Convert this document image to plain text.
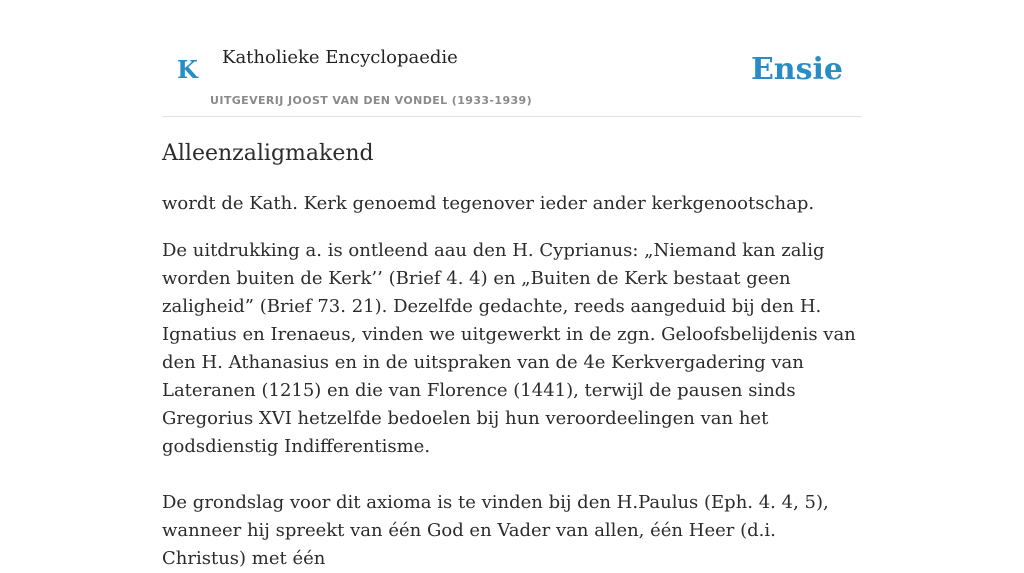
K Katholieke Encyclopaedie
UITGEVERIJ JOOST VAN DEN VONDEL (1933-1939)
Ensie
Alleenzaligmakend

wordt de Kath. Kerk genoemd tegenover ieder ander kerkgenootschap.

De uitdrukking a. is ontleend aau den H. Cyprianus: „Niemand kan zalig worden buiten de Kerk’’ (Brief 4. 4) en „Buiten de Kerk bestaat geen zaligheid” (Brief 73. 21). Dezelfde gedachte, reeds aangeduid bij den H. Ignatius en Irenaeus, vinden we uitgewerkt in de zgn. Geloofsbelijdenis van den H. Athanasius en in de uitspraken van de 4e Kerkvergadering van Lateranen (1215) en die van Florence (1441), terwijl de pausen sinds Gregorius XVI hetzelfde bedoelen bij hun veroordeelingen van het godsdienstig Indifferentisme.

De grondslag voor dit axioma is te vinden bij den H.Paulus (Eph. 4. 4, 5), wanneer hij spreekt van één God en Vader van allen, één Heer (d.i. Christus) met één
◇ ◇ ◇ ◇ ◇ ◇ ◇
Print all entries exactly. The images do not belong in the copy.

Convert this document image to plain text.
K Katholieke Encyclopaedie
UITGEVERIJ JOOST VAN DEN VONDEL (1933-1939)
Ensie
Alleenzaligmakend

wordt de Kath. Kerk genoemd tegenover ieder ander kerkgenootschap.

De uitdrukking a. is ontleend aau den H. Cyprianus: „Niemand kan zalig worden buiten de Kerk’’ (Brief 4. 4) en „Buiten de Kerk bestaat geen zaligheid” (Brief 73. 21). Dezelfde gedachte, reeds aangeduid bij den H. Ignatius en Irenaeus, vinden we uitgewerkt in de zgn. Geloofsbelijdenis van den H. Athanasius en in de uitspraken van de 4e Kerkvergadering van Lateranen (1215) en die van Florence (1441), terwijl de pausen sinds Gregorius XVI hetzelfde bedoelen bij hun veroordeelingen van het godsdienstig Indifferentisme.

De grondslag voor dit axioma is te vinden bij den H.Paulus (Eph. 4. 4, 5), wanneer hij spreekt van één God en Vader van allen, één Heer (d.i. Christus) met één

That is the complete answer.